### WHAT TO WORK ON
Scan the lines below; pull out those with "icon".

### RECORDS TO PROCESS
[Start]

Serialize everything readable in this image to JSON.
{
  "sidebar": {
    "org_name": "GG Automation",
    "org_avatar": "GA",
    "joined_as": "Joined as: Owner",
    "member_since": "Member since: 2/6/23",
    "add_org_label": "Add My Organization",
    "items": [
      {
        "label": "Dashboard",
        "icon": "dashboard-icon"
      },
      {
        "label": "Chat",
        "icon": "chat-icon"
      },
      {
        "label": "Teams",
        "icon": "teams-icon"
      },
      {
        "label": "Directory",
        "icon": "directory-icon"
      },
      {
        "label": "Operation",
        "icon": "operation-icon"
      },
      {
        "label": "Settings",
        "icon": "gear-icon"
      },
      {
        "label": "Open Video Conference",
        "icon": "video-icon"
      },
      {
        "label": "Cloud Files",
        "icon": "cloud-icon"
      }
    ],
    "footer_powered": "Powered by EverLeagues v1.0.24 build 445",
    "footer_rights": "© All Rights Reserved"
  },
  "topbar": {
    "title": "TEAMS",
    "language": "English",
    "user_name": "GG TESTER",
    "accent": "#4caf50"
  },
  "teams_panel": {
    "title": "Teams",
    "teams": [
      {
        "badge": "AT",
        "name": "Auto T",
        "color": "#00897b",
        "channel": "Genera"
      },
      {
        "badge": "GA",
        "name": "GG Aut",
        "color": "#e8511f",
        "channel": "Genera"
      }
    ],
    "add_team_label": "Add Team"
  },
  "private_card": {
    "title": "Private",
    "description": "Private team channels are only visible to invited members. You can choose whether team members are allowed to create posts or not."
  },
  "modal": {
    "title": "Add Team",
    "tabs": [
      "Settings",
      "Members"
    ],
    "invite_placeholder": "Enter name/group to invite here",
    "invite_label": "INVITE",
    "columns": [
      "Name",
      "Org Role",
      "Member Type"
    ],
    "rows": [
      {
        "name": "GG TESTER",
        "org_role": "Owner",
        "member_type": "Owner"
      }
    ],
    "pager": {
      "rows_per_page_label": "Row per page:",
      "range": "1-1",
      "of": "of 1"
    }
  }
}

[End]

### TASK ANSWER
        "icon": "dashboard-icon"
        "icon": "chat-icon"
        "icon": "teams-icon"
        "icon": "directory-icon"
        "icon": "operation-icon"
        "icon": "gear-icon"
        "icon": "video-icon"
        "icon": "cloud-icon"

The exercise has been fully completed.